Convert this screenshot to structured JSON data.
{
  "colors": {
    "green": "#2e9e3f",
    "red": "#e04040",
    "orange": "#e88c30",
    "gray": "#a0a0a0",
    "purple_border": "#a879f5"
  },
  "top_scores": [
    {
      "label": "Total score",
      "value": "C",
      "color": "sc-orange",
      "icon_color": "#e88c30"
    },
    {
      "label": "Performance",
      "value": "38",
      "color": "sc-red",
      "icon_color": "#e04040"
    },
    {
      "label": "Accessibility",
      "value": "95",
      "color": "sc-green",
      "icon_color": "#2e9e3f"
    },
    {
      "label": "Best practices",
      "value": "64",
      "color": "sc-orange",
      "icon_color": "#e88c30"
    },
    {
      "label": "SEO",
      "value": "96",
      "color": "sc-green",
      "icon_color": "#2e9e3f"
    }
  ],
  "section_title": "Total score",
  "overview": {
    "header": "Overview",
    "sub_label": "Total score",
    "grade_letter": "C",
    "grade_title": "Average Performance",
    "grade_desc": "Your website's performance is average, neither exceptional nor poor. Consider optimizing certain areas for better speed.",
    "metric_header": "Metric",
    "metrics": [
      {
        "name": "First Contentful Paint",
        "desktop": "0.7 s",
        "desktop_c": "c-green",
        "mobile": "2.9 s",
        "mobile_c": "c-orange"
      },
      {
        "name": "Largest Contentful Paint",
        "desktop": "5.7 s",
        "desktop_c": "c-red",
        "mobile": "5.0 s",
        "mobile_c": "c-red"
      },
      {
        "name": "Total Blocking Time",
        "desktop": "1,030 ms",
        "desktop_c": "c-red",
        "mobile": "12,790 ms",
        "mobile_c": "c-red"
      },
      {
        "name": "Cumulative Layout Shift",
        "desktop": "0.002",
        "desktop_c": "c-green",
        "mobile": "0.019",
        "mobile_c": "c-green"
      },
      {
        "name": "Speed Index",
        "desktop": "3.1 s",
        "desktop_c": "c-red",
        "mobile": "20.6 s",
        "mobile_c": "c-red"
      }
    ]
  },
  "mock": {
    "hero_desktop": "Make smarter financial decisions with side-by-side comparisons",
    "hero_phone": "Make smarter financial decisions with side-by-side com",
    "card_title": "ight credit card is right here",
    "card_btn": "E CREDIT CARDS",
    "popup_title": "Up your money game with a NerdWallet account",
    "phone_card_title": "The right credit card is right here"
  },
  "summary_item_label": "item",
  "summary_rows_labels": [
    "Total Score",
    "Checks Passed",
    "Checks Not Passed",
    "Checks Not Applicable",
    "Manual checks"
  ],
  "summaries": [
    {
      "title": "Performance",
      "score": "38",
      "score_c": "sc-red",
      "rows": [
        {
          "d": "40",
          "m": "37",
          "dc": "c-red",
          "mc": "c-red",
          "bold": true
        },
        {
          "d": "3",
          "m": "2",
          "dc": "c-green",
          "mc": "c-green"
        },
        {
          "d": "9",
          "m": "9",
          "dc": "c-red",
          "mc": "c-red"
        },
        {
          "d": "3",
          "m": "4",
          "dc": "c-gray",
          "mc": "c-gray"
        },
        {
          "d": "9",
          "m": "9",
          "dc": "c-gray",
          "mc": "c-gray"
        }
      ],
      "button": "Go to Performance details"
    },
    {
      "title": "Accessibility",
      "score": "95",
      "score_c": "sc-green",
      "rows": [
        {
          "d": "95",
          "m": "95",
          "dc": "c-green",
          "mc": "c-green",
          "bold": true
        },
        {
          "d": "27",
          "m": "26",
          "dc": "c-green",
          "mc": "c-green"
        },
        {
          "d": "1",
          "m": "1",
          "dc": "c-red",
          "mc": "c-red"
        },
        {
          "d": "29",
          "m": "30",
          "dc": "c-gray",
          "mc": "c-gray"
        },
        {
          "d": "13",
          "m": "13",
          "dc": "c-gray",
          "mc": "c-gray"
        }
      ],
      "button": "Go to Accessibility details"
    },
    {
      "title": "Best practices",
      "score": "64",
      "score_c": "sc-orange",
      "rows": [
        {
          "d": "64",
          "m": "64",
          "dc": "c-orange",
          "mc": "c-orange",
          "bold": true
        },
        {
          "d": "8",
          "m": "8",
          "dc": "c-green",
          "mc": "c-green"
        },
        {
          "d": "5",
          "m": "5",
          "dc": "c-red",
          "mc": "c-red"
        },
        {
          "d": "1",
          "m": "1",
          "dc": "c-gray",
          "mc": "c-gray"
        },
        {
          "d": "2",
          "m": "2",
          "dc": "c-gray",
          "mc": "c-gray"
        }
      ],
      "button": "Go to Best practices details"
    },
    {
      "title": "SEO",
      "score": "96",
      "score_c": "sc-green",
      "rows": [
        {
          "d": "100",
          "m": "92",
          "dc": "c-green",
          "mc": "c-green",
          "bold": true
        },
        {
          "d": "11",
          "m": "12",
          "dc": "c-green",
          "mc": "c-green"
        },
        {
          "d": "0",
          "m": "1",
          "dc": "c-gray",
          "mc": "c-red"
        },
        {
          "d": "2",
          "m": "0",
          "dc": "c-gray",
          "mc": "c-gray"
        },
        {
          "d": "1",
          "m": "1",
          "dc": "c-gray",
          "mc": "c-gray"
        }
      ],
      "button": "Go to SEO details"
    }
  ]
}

Problem statement
Using the data above, output each line exactly.

Complete output
Convert this screenshot to structured JSON data.
{
  "colors": {
    "green": "#2e9e3f",
    "red": "#e04040",
    "orange": "#e88c30",
    "gray": "#a0a0a0",
    "purple_border": "#a879f5"
  },
  "top_scores": [
    {
      "label": "Total score",
      "value": "C",
      "color": "sc-orange",
      "icon_color": "#e88c30"
    },
    {
      "label": "Performance",
      "value": "38",
      "color": "sc-red",
      "icon_color": "#e04040"
    },
    {
      "label": "Accessibility",
      "value": "95",
      "color": "sc-green",
      "icon_color": "#2e9e3f"
    },
    {
      "label": "Best practices",
      "value": "64",
      "color": "sc-orange",
      "icon_color": "#e88c30"
    },
    {
      "label": "SEO",
      "value": "96",
      "color": "sc-green",
      "icon_color": "#2e9e3f"
    }
  ],
  "section_title": "Total score",
  "overview": {
    "header": "Overview",
    "sub_label": "Total score",
    "grade_letter": "C",
    "grade_title": "Average Performance",
    "grade_desc": "Your website's performance is average, neither exceptional nor poor. Consider optimizing certain areas for better speed.",
    "metric_header": "Metric",
    "metrics": [
      {
        "name": "First Contentful Paint",
        "desktop": "0.7 s",
        "desktop_c": "c-green",
        "mobile": "2.9 s",
        "mobile_c": "c-orange"
      },
      {
        "name": "Largest Contentful Paint",
        "desktop": "5.7 s",
        "desktop_c": "c-red",
        "mobile": "5.0 s",
        "mobile_c": "c-red"
      },
      {
        "name": "Total Blocking Time",
        "desktop": "1,030 ms",
        "desktop_c": "c-red",
        "mobile": "12,790 ms",
        "mobile_c": "c-red"
      },
      {
        "name": "Cumulative Layout Shift",
        "desktop": "0.002",
        "desktop_c": "c-green",
        "mobile": "0.019",
        "mobile_c": "c-green"
      },
      {
        "name": "Speed Index",
        "desktop": "3.1 s",
        "desktop_c": "c-red",
        "mobile": "20.6 s",
        "mobile_c": "c-red"
      }
    ]
  },
  "mock": {
    "hero_desktop": "Make smarter financial decisions with side-by-side comparisons",
    "hero_phone": "Make smarter financial decisions with side-by-side com",
    "card_title": "ight credit card is right here",
    "card_btn": "E CREDIT CARDS",
    "popup_title": "Up your money game with a NerdWallet account",
    "phone_card_title": "The right credit card is right here"
  },
  "summary_item_label": "item",
  "summary_rows_labels": [
    "Total Score",
    "Checks Passed",
    "Checks Not Passed",
    "Checks Not Applicable",
    "Manual checks"
  ],
  "summaries": [
    {
      "title": "Performance",
      "score": "38",
      "score_c": "sc-red",
      "rows": [
        {
          "d": "40",
          "m": "37",
          "dc": "c-red",
          "mc": "c-red",
          "bold": true
        },
        {
          "d": "3",
          "m": "2",
          "dc": "c-green",
          "mc": "c-green"
        },
        {
          "d": "9",
          "m": "9",
          "dc": "c-red",
          "mc": "c-red"
        },
        {
          "d": "3",
          "m": "4",
          "dc": "c-gray",
          "mc": "c-gray"
        },
        {
          "d": "9",
          "m": "9",
          "dc": "c-gray",
          "mc": "c-gray"
        }
      ],
      "button": "Go to Performance details"
    },
    {
      "title": "Accessibility",
      "score": "95",
      "score_c": "sc-green",
      "rows": [
        {
          "d": "95",
          "m": "95",
          "dc": "c-green",
          "mc": "c-green",
          "bold": true
        },
        {
          "d": "27",
          "m": "26",
          "dc": "c-green",
          "mc": "c-green"
        },
        {
          "d": "1",
          "m": "1",
          "dc": "c-red",
          "mc": "c-red"
        },
        {
          "d": "29",
          "m": "30",
          "dc": "c-gray",
          "mc": "c-gray"
        },
        {
          "d": "13",
          "m": "13",
          "dc": "c-gray",
          "mc": "c-gray"
        }
      ],
      "button": "Go to Accessibility details"
    },
    {
      "title": "Best practices",
      "score": "64",
      "score_c": "sc-orange",
      "rows": [
        {
          "d": "64",
          "m": "64",
          "dc": "c-orange",
          "mc": "c-orange",
          "bold": true
        },
        {
          "d": "8",
          "m": "8",
          "dc": "c-green",
          "mc": "c-green"
        },
        {
          "d": "5",
          "m": "5",
          "dc": "c-red",
          "mc": "c-red"
        },
        {
          "d": "1",
          "m": "1",
          "dc": "c-gray",
          "mc": "c-gray"
        },
        {
          "d": "2",
          "m": "2",
          "dc": "c-gray",
          "mc": "c-gray"
        }
      ],
      "button": "Go to Best practices details"
    },
    {
      "title": "SEO",
      "score": "96",
      "score_c": "sc-green",
      "rows": [
        {
          "d": "100",
          "m": "92",
          "dc": "c-green",
          "mc": "c-green",
          "bold": true
        },
        {
          "d": "11",
          "m": "12",
          "dc": "c-green",
          "mc": "c-green"
        },
        {
          "d": "0",
          "m": "1",
          "dc": "c-gray",
          "mc": "c-red"
        },
        {
          "d": "2",
          "m": "0",
          "dc": "c-gray",
          "mc": "c-gray"
        },
        {
          "d": "1",
          "m": "1",
          "dc": "c-gray",
          "mc": "c-gray"
        }
      ],
      "button": "Go to SEO details"
    }
  ]
}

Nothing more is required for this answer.